ACTION ITEM ▸ Read through the data, and wherever a line holds the word "document", write that line out.

(Page text entries)
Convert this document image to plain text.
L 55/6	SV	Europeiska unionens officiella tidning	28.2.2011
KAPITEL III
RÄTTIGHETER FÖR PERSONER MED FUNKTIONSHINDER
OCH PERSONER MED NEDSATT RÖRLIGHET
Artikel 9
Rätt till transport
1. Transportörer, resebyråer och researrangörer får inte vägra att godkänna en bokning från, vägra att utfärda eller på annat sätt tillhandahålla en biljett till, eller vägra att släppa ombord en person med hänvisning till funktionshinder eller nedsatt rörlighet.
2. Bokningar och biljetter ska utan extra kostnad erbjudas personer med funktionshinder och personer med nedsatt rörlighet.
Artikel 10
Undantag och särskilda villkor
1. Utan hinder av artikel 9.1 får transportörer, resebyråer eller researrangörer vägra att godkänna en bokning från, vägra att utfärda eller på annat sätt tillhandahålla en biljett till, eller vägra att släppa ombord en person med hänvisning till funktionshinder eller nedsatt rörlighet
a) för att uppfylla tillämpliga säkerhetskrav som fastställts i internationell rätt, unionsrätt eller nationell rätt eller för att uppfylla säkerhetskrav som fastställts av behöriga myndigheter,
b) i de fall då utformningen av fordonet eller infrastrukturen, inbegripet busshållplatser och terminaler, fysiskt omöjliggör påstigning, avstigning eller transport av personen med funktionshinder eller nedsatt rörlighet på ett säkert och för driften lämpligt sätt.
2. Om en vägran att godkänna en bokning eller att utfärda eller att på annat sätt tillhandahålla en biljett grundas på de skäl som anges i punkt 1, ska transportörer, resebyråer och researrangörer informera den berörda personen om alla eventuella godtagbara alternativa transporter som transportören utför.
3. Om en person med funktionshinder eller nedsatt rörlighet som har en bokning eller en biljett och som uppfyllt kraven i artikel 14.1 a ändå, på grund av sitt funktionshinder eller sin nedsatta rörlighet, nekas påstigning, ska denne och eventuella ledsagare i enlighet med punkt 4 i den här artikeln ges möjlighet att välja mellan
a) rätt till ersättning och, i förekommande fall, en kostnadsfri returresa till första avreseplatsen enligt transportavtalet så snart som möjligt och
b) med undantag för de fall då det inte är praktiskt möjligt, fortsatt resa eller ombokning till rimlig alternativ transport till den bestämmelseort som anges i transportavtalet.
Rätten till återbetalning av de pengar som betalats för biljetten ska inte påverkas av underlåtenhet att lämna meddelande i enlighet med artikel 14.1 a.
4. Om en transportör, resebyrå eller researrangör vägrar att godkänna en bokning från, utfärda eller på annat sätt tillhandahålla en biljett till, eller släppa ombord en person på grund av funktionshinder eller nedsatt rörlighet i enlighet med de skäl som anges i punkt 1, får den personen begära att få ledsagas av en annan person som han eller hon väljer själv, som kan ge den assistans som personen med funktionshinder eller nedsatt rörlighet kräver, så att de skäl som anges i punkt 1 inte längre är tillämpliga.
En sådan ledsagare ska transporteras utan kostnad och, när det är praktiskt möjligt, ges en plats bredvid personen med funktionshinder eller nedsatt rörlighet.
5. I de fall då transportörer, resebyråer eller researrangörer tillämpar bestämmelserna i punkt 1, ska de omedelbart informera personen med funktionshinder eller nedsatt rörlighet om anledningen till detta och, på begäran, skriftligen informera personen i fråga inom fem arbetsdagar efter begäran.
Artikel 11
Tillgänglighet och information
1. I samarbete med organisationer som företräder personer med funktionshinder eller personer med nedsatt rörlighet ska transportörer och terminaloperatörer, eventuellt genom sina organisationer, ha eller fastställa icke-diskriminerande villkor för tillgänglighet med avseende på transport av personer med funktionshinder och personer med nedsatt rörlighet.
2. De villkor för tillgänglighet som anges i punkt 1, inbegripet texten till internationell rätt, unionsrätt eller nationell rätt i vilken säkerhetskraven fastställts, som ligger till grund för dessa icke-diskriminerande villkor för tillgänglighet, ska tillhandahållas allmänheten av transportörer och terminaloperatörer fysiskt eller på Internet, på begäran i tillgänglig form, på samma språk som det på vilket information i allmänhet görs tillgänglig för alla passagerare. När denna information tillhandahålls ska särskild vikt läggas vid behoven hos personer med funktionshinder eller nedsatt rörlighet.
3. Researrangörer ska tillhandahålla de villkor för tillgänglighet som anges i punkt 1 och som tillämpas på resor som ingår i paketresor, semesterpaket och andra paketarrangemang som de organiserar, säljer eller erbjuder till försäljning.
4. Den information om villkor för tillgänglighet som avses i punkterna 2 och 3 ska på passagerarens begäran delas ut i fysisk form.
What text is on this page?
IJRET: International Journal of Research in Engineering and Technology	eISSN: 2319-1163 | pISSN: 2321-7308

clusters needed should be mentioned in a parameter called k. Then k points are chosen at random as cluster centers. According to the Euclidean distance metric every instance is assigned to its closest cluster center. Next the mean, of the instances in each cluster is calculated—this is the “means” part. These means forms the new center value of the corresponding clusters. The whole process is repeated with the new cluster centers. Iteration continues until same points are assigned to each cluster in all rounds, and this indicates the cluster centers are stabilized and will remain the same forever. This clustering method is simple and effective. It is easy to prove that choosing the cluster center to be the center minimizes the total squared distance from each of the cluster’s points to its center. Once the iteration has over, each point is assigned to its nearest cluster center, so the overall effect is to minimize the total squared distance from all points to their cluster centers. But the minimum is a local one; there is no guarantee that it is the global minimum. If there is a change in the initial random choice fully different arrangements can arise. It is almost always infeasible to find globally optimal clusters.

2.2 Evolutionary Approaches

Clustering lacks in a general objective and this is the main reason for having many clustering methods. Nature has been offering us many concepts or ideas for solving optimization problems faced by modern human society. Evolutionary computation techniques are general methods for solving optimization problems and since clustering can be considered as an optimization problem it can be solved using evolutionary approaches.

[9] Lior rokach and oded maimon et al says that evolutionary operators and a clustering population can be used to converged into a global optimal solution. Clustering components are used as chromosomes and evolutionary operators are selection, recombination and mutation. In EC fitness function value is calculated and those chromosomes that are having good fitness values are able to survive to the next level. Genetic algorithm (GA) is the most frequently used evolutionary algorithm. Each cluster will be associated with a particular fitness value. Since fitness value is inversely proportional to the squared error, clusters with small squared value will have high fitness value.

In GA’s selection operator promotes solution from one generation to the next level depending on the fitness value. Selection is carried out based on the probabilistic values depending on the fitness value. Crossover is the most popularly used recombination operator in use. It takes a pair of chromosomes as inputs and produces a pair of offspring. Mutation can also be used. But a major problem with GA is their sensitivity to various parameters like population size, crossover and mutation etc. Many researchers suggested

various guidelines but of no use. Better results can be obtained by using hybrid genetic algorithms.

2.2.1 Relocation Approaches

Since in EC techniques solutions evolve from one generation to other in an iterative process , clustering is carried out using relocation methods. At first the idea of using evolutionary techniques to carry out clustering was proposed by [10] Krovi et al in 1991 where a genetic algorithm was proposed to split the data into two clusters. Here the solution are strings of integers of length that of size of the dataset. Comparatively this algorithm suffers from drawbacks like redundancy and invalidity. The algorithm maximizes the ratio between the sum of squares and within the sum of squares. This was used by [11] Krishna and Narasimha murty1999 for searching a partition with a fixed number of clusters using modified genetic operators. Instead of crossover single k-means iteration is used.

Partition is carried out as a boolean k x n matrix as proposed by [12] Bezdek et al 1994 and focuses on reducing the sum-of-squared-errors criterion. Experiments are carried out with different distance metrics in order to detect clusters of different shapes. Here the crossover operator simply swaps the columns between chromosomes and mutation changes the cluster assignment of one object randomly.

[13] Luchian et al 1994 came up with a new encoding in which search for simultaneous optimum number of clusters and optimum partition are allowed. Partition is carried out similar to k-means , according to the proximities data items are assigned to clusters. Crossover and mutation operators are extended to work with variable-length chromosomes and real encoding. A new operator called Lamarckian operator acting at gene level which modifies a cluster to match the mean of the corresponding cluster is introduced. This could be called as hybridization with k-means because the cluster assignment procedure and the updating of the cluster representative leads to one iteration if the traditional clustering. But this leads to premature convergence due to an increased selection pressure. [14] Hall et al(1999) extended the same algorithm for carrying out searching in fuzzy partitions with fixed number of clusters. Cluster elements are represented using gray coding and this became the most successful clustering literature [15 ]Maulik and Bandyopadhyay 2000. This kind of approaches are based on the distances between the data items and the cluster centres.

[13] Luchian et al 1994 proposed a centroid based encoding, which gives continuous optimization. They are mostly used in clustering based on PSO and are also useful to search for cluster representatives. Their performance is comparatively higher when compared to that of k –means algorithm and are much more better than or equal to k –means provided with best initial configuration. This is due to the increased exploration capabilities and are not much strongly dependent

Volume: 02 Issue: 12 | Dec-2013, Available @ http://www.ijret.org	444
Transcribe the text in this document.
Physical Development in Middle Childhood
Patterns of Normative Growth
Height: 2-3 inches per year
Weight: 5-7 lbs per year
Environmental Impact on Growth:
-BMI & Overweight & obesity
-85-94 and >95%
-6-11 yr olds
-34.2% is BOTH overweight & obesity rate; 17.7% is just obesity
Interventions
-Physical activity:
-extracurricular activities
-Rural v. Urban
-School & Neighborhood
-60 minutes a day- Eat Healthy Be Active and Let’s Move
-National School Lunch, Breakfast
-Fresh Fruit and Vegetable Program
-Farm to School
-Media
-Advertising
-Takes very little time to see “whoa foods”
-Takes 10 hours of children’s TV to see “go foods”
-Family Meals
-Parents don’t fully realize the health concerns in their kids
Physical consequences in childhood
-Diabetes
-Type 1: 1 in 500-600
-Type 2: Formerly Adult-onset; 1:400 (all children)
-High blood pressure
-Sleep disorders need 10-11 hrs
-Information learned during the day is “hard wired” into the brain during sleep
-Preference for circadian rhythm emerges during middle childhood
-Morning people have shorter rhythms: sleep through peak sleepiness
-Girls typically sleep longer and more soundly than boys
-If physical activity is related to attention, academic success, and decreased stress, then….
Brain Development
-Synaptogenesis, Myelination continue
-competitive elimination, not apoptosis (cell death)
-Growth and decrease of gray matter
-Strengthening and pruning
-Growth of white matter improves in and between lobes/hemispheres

EXERCISE RESULT ▸
Convert this document image to plain text.
Transcribe the text in this document.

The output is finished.